What follows is a block of records; reproduce all of it verbatim.

────

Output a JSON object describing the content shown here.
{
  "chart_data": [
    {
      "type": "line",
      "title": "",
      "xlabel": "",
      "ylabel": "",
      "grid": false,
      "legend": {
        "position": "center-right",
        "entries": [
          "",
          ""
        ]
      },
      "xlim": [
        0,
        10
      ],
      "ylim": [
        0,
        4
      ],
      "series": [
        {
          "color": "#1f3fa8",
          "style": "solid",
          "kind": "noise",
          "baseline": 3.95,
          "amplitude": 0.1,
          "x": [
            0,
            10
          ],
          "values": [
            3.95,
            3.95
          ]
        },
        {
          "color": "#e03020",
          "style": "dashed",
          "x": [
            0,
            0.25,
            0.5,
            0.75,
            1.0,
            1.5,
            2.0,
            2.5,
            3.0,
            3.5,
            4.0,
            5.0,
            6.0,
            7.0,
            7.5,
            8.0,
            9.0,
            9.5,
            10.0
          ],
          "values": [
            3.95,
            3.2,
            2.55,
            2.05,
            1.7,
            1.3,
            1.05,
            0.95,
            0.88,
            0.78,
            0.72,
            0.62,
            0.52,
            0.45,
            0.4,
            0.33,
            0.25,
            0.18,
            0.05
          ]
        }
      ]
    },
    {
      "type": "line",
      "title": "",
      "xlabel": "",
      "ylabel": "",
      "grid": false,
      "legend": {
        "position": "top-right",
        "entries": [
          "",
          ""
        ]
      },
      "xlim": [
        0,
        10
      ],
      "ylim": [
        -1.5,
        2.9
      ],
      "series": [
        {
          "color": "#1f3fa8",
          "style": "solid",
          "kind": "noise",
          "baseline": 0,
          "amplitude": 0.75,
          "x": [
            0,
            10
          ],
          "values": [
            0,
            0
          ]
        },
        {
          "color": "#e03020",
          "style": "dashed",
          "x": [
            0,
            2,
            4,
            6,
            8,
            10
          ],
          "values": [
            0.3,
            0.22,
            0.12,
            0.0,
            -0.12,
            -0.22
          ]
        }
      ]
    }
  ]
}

────

#### [Result]
Output a JSON object describing the content shown here.
{
  "chart_data": [
    {
      "type": "line",
      "title": "",
      "xlabel": "",
      "ylabel": "",
      "grid": false,
      "legend": {
        "position": "center-right",
        "entries": [
          "",
          ""
        ]
      },
      "xlim": [
        0,
        10
      ],
      "ylim": [
        0,
        4
      ],
      "series": [
        {
          "color": "#1f3fa8",
          "style": "solid",
          "kind": "noise",
          "baseline": 3.95,
          "amplitude": 0.1,
          "x": [
            0,
            10
          ],
          "values": [
            3.95,
            3.95
          ]
        },
        {
          "color": "#e03020",
          "style": "dashed",
          "x": [
            0,
            0.25,
            0.5,
            0.75,
            1.0,
            1.5,
            2.0,
            2.5,
            3.0,
            3.5,
            4.0,
            5.0,
            6.0,
            7.0,
            7.5,
            8.0,
            9.0,
            9.5,
            10.0
          ],
          "values": [
            3.95,
            3.2,
            2.55,
            2.05,
            1.7,
            1.3,
            1.05,
            0.95,
            0.88,
            0.78,
            0.72,
            0.62,
            0.52,
            0.45,
            0.4,
            0.33,
            0.25,
            0.18,
            0.05
          ]
        }
      ]
    },
    {
      "type": "line",
      "title": "",
      "xlabel": "",
      "ylabel": "",
      "grid": false,
      "legend": {
        "position": "top-right",
        "entries": [
          "",
          ""
        ]
      },
      "xlim": [
        0,
        10
      ],
      "ylim": [
        -1.5,
        2.9
      ],
      "series": [
        {
          "color": "#1f3fa8",
          "style": "solid",
          "kind": "noise",
          "baseline": 0,
          "amplitude": 0.75,
          "x": [
            0,
            10
          ],
          "values": [
            0,
            0
          ]
        },
        {
          "color": "#e03020",
          "style": "dashed",
          "x": [
            0,
            2,
            4,
            6,
            8,
            10
          ],
          "values": [
            0.3,
            0.22,
            0.12,
            0.0,
            -0.12,
            -0.22
          ]
        }
      ]
    }
  ]
}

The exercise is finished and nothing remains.